▸ MATERIAL PROVIDED
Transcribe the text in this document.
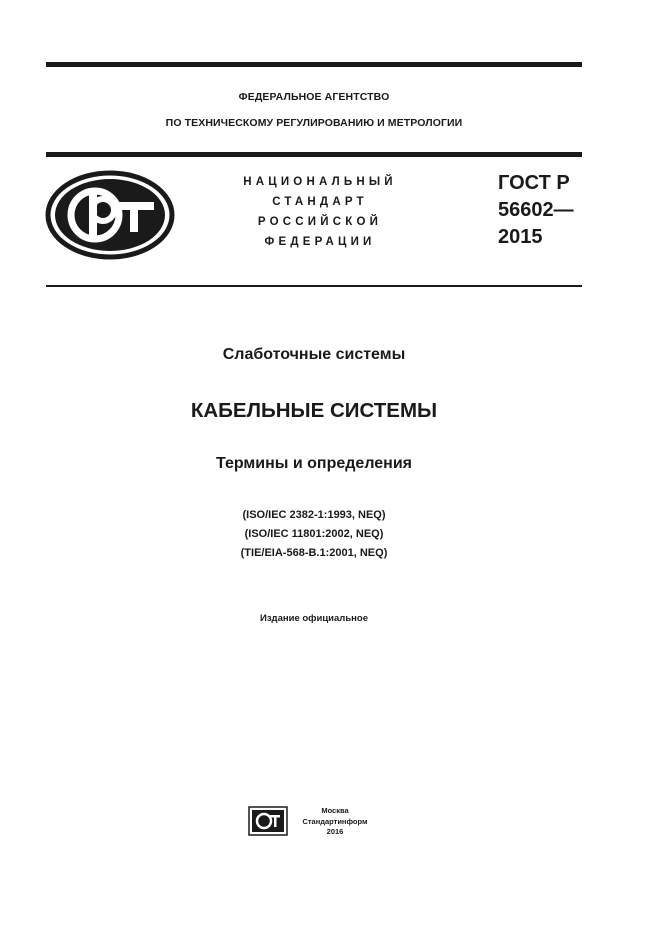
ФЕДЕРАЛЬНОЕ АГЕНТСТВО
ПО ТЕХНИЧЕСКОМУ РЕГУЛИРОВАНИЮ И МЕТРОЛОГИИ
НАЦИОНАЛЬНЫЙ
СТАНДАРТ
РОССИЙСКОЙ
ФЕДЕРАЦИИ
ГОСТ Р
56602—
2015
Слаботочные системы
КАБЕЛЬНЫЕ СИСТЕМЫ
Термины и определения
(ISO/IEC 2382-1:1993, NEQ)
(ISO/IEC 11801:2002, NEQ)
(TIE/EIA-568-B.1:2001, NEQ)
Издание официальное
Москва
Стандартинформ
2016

▸ WHAT THIS TASK INVOLVES
The records above are to be reproduced exactly; the pictures are to be left out.

▸ COMPLETED EXERCISE
Transcribe the text in this document.
ФЕДЕРАЛЬНОЕ АГЕНТСТВО
ПО ТЕХНИЧЕСКОМУ РЕГУЛИРОВАНИЮ И МЕТРОЛОГИИ
НАЦИОНАЛЬНЫЙ
СТАНДАРТ
РОССИЙСКОЙ
ФЕДЕРАЦИИ
ГОСТ Р
56602—
2015
Слаботочные системы
КАБЕЛЬНЫЕ СИСТЕМЫ
Термины и определения
(ISO/IEC 2382-1:1993, NEQ)
(ISO/IEC 11801:2002, NEQ)
(TIE/EIA-568-B.1:2001, NEQ)
Издание официальное
Москва
Стандартинформ
2016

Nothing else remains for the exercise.